▶ **Written instruction**
In the copy, keep every record exact and leave out all images.

Start of Recorded information

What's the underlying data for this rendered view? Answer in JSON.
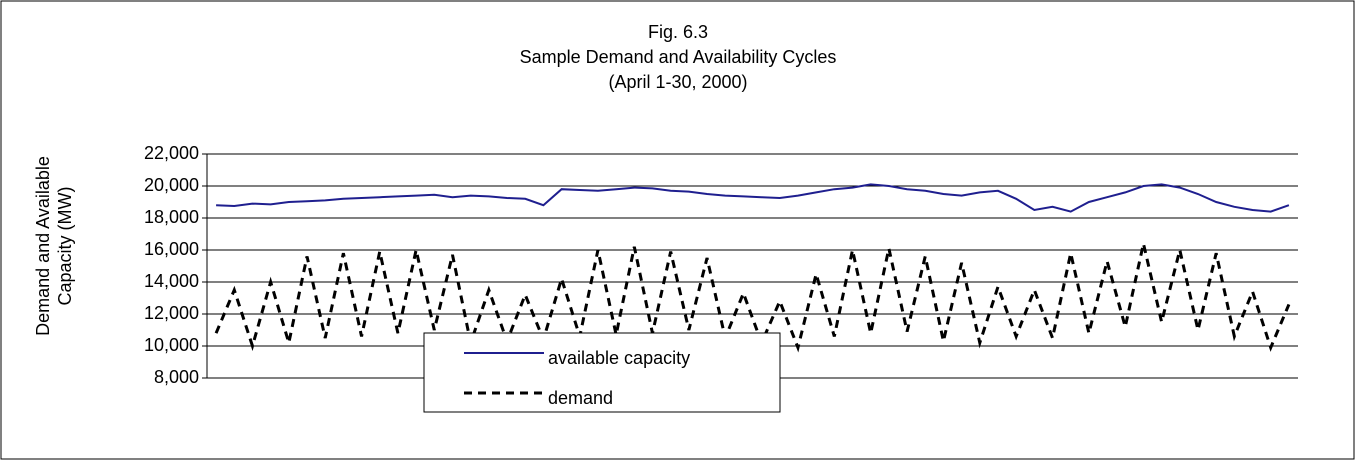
{
  "chart_data": {
    "type": "line",
    "title": [
      "Fig. 6.3",
      "Sample Demand and Availability Cycles",
      "(April 1-30, 2000)"
    ],
    "y_label": [
      "Demand and Available",
      "Capacity (MW)"
    ],
    "categories": [
      null,
      null,
      null,
      null,
      null,
      null,
      null,
      null,
      null,
      null,
      null,
      null,
      null,
      null,
      null,
      null,
      null,
      null,
      null,
      null,
      null,
      null,
      null,
      null,
      null,
      null,
      null,
      null,
      null,
      null,
      null,
      null,
      null,
      null,
      null,
      null,
      null,
      null,
      null,
      null,
      null,
      null,
      null,
      null,
      null,
      null,
      null,
      null,
      null,
      null,
      null,
      null,
      null,
      null,
      null,
      null,
      null,
      null,
      null,
      null
    ],
    "series": [
      {
        "name": "available capacity",
        "color": "#1f1f8f",
        "dashed": false,
        "values": [
          18800,
          18750,
          18900,
          18850,
          19000,
          19050,
          19100,
          19200,
          19250,
          19300,
          19350,
          19400,
          19450,
          19300,
          19400,
          19350,
          19250,
          19200,
          18800,
          19800,
          19750,
          19700,
          19800,
          19900,
          19850,
          19700,
          19650,
          19500,
          19400,
          19350,
          19300,
          19250,
          19400,
          19600,
          19800,
          19900,
          20100,
          20000,
          19800,
          19700,
          19500,
          19400,
          19600,
          19700,
          19200,
          18500,
          18700,
          18400,
          19000,
          19300,
          19600,
          20000,
          20100,
          19900,
          19500,
          19000,
          18700,
          18500,
          18400,
          18800
        ]
      },
      {
        "name": "demand",
        "color": "#000000",
        "dashed": true,
        "values": [
          10800,
          13500,
          10000,
          14000,
          10200,
          15600,
          10500,
          15800,
          10600,
          15900,
          10800,
          16000,
          11000,
          15700,
          10200,
          13500,
          10300,
          13200,
          10400,
          14200,
          10600,
          16000,
          10700,
          16200,
          10800,
          15900,
          11000,
          15500,
          10500,
          13300,
          10200,
          12800,
          9900,
          14500,
          10600,
          16000,
          10800,
          16100,
          10900,
          15600,
          10300,
          15200,
          10200,
          13700,
          10600,
          13500,
          10500,
          15800,
          10800,
          15300,
          11200,
          16400,
          11500,
          16000,
          11000,
          15800,
          10600,
          13400,
          9900,
          12600
        ]
      }
    ],
    "ylim": [
      8000,
      22000
    ],
    "yticks": [
      {
        "value": 8000,
        "label": "8,000"
      },
      {
        "value": 10000,
        "label": "10,000"
      },
      {
        "value": 12000,
        "label": "12,000"
      },
      {
        "value": 14000,
        "label": "14,000"
      },
      {
        "value": 16000,
        "label": "16,000"
      },
      {
        "value": 18000,
        "label": "18,000"
      },
      {
        "value": 20000,
        "label": "20,000"
      },
      {
        "value": 22000,
        "label": "22,000"
      }
    ],
    "grid": true,
    "legend": "bottom"
  }
}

End of Recorded information

▶ **Output**
What's the underlying data for this rendered view? Answer in JSON.
{
  "chart_data": {
    "type": "line",
    "title": [
      "Fig. 6.3",
      "Sample Demand and Availability Cycles",
      "(April 1-30, 2000)"
    ],
    "y_label": [
      "Demand and Available",
      "Capacity (MW)"
    ],
    "categories": [
      null,
      null,
      null,
      null,
      null,
      null,
      null,
      null,
      null,
      null,
      null,
      null,
      null,
      null,
      null,
      null,
      null,
      null,
      null,
      null,
      null,
      null,
      null,
      null,
      null,
      null,
      null,
      null,
      null,
      null,
      null,
      null,
      null,
      null,
      null,
      null,
      null,
      null,
      null,
      null,
      null,
      null,
      null,
      null,
      null,
      null,
      null,
      null,
      null,
      null,
      null,
      null,
      null,
      null,
      null,
      null,
      null,
      null,
      null,
      null
    ],
    "series": [
      {
        "name": "available capacity",
        "color": "#1f1f8f",
        "dashed": false,
        "values": [
          18800,
          18750,
          18900,
          18850,
          19000,
          19050,
          19100,
          19200,
          19250,
          19300,
          19350,
          19400,
          19450,
          19300,
          19400,
          19350,
          19250,
          19200,
          18800,
          19800,
          19750,
          19700,
          19800,
          19900,
          19850,
          19700,
          19650,
          19500,
          19400,
          19350,
          19300,
          19250,
          19400,
          19600,
          19800,
          19900,
          20100,
          20000,
          19800,
          19700,
          19500,
          19400,
          19600,
          19700,
          19200,
          18500,
          18700,
          18400,
          19000,
          19300,
          19600,
          20000,
          20100,
          19900,
          19500,
          19000,
          18700,
          18500,
          18400,
          18800
        ]
      },
      {
        "name": "demand",
        "color": "#000000",
        "dashed": true,
        "values": [
          10800,
          13500,
          10000,
          14000,
          10200,
          15600,
          10500,
          15800,
          10600,
          15900,
          10800,
          16000,
          11000,
          15700,
          10200,
          13500,
          10300,
          13200,
          10400,
          14200,
          10600,
          16000,
          10700,
          16200,
          10800,
          15900,
          11000,
          15500,
          10500,
          13300,
          10200,
          12800,
          9900,
          14500,
          10600,
          16000,
          10800,
          16100,
          10900,
          15600,
          10300,
          15200,
          10200,
          13700,
          10600,
          13500,
          10500,
          15800,
          10800,
          15300,
          11200,
          16400,
          11500,
          16000,
          11000,
          15800,
          10600,
          13400,
          9900,
          12600
        ]
      }
    ],
    "ylim": [
      8000,
      22000
    ],
    "yticks": [
      {
        "value": 8000,
        "label": "8,000"
      },
      {
        "value": 10000,
        "label": "10,000"
      },
      {
        "value": 12000,
        "label": "12,000"
      },
      {
        "value": 14000,
        "label": "14,000"
      },
      {
        "value": 16000,
        "label": "16,000"
      },
      {
        "value": 18000,
        "label": "18,000"
      },
      {
        "value": 20000,
        "label": "20,000"
      },
      {
        "value": 22000,
        "label": "22,000"
      }
    ],
    "grid": true,
    "legend": "bottom"
  }
}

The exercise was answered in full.